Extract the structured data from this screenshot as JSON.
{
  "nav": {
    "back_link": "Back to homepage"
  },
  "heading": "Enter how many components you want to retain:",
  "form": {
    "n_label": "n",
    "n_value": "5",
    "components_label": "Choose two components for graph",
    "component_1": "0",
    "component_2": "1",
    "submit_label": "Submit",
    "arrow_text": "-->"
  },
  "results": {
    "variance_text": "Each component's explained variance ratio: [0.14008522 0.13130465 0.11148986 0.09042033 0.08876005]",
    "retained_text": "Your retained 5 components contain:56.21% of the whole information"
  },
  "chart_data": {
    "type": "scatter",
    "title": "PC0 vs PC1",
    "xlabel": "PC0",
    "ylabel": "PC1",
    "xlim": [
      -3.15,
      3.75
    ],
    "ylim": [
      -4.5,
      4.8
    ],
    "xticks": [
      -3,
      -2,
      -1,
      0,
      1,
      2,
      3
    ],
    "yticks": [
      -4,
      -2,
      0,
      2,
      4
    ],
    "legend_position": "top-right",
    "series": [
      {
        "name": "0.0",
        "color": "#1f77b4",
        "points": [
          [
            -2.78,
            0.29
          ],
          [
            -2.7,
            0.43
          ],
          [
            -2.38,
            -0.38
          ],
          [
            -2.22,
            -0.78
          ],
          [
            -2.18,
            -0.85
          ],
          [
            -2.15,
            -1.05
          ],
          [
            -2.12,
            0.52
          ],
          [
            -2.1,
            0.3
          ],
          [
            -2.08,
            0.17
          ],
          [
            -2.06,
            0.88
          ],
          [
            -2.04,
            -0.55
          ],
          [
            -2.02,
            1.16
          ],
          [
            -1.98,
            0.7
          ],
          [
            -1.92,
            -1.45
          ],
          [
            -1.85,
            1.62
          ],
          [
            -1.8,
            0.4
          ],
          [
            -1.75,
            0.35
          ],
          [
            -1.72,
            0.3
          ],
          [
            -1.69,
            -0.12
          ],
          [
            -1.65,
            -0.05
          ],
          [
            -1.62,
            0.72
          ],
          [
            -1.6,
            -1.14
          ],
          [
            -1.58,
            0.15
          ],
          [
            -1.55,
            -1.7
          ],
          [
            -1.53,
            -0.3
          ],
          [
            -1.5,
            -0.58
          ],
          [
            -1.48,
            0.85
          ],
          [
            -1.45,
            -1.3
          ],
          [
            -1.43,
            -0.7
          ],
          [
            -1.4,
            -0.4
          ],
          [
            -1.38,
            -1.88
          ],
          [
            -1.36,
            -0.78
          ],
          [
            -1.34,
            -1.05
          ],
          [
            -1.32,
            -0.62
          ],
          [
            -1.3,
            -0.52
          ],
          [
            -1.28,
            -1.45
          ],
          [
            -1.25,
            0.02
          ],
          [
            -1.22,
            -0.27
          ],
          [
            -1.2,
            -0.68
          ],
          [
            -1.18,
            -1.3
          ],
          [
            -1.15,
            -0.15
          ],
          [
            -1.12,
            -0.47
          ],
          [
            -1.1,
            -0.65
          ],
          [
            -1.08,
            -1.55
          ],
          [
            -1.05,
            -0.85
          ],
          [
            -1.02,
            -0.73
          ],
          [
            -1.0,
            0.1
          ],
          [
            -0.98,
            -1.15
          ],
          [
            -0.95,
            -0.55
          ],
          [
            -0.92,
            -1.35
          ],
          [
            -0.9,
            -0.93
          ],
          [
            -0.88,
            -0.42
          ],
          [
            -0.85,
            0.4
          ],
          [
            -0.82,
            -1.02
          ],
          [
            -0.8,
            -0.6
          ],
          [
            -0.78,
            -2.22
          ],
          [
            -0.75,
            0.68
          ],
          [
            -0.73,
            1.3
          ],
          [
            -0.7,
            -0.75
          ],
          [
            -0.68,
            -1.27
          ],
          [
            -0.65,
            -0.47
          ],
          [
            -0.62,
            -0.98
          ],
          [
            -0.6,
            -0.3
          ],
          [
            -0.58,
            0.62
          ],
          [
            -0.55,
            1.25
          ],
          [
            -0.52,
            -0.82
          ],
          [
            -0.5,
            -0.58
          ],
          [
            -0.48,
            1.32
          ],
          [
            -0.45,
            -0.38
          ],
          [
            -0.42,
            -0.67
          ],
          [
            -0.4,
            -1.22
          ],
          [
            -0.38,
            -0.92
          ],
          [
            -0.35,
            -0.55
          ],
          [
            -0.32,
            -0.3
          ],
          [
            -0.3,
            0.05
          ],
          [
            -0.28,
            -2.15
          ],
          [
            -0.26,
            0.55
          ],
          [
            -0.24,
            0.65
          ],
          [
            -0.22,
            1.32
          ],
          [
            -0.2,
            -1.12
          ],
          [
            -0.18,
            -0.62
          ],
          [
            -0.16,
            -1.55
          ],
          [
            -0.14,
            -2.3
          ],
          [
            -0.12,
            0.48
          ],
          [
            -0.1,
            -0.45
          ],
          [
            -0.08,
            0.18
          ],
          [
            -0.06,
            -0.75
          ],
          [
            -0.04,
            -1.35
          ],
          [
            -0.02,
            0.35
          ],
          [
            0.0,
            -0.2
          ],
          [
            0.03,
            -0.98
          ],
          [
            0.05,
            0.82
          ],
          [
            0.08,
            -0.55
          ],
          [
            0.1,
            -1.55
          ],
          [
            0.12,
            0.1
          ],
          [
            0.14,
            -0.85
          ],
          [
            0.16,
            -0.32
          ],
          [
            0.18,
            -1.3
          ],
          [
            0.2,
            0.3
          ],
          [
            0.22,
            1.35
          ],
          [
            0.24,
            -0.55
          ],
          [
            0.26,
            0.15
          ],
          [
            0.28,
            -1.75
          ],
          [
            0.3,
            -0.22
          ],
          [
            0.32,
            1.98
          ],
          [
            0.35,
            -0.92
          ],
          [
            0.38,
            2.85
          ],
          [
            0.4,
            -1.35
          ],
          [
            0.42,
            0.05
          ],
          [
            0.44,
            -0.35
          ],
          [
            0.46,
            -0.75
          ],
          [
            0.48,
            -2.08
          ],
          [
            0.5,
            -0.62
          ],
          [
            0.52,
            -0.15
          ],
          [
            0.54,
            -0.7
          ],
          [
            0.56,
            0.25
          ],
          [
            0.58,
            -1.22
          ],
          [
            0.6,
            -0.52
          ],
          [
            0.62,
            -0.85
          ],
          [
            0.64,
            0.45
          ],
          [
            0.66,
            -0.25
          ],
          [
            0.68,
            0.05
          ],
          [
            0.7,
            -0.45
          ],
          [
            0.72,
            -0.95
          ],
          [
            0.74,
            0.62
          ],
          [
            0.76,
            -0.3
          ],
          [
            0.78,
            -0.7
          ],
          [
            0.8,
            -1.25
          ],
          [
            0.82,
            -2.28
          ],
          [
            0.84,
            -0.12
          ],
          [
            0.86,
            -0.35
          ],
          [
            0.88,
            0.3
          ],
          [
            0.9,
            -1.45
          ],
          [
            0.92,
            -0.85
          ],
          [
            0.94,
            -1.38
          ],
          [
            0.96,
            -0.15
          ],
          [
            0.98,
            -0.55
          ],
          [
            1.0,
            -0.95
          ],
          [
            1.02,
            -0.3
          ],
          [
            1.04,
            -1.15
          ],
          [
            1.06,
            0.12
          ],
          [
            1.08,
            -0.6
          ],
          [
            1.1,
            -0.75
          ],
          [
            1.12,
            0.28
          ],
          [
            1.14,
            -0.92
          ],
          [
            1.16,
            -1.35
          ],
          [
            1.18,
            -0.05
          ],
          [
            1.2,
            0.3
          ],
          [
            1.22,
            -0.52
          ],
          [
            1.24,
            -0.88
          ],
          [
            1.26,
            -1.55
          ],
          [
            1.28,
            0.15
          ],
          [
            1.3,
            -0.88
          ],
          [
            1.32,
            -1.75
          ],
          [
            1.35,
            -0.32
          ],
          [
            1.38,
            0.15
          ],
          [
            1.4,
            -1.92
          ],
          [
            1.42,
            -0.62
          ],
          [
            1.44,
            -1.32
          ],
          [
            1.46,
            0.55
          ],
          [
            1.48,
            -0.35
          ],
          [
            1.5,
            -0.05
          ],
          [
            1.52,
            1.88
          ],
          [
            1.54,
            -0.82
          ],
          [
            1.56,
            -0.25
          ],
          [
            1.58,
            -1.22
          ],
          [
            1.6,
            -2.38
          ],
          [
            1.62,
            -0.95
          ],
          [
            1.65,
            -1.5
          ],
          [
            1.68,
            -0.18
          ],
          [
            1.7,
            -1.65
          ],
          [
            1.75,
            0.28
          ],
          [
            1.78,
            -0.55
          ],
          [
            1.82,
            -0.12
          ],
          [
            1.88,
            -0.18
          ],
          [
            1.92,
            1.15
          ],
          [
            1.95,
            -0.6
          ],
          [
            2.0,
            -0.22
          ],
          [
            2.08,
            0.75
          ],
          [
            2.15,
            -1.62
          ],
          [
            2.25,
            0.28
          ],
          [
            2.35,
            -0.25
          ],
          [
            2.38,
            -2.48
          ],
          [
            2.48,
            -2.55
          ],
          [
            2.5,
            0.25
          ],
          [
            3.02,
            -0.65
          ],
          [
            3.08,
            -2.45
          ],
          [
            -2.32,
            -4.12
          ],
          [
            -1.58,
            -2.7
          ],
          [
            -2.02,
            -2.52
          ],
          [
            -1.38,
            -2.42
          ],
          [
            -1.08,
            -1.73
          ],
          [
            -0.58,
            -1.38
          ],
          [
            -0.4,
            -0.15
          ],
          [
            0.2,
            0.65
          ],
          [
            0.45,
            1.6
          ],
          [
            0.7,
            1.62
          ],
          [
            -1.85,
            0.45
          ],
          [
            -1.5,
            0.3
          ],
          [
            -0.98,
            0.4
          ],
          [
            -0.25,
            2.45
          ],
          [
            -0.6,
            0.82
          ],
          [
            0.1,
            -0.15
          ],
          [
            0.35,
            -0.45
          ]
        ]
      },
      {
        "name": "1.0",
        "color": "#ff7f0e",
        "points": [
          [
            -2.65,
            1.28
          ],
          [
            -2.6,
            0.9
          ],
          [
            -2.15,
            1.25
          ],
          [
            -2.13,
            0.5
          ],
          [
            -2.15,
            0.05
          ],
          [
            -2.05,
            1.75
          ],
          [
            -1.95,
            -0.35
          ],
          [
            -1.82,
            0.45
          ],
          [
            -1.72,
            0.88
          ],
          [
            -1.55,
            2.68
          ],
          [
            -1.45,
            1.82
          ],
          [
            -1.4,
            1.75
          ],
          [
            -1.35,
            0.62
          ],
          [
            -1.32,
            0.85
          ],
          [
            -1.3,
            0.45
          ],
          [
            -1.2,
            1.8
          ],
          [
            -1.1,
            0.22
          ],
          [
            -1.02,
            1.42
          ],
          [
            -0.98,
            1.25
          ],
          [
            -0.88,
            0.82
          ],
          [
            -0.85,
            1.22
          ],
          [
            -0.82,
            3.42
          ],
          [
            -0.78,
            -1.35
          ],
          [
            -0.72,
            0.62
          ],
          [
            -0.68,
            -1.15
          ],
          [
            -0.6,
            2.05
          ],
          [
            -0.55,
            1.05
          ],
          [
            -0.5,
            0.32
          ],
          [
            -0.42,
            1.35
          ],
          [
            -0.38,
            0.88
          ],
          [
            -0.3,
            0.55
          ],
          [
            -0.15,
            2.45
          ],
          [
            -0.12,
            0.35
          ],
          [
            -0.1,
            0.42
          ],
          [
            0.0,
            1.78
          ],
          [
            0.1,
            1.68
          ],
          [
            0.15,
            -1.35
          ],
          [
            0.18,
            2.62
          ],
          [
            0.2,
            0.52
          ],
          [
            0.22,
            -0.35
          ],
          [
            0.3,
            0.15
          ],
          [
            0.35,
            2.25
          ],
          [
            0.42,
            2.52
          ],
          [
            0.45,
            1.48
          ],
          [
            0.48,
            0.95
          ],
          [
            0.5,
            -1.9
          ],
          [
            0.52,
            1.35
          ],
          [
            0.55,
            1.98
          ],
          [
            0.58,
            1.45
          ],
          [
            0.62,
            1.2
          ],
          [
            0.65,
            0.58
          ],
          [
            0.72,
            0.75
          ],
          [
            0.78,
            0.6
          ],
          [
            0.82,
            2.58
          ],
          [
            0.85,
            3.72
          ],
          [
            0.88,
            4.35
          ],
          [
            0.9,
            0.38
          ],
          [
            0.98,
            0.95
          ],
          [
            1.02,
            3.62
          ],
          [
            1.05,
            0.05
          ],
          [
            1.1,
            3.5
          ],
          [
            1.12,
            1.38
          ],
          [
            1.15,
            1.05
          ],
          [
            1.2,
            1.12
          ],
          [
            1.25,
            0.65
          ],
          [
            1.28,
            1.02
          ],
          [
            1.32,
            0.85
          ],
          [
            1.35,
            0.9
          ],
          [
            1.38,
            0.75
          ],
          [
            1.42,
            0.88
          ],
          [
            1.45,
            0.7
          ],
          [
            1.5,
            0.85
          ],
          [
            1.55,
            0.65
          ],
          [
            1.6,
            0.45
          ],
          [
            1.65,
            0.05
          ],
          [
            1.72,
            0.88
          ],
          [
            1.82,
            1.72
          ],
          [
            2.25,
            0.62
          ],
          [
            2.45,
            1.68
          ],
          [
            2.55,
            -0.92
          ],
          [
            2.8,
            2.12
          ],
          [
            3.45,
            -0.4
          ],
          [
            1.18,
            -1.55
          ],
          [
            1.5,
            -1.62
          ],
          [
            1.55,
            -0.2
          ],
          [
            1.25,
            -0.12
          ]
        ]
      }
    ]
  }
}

**WHAT THE TASK ASKS**:
Pick each line holding the word "components" out of the listing.

**TASK SOLUTION**:
  "heading": "Enter how many components you want to retain:",
    "components_label": "Choose two components for graph",
    "retained_text": "Your retained 5 components contain:56.21% of the whole information"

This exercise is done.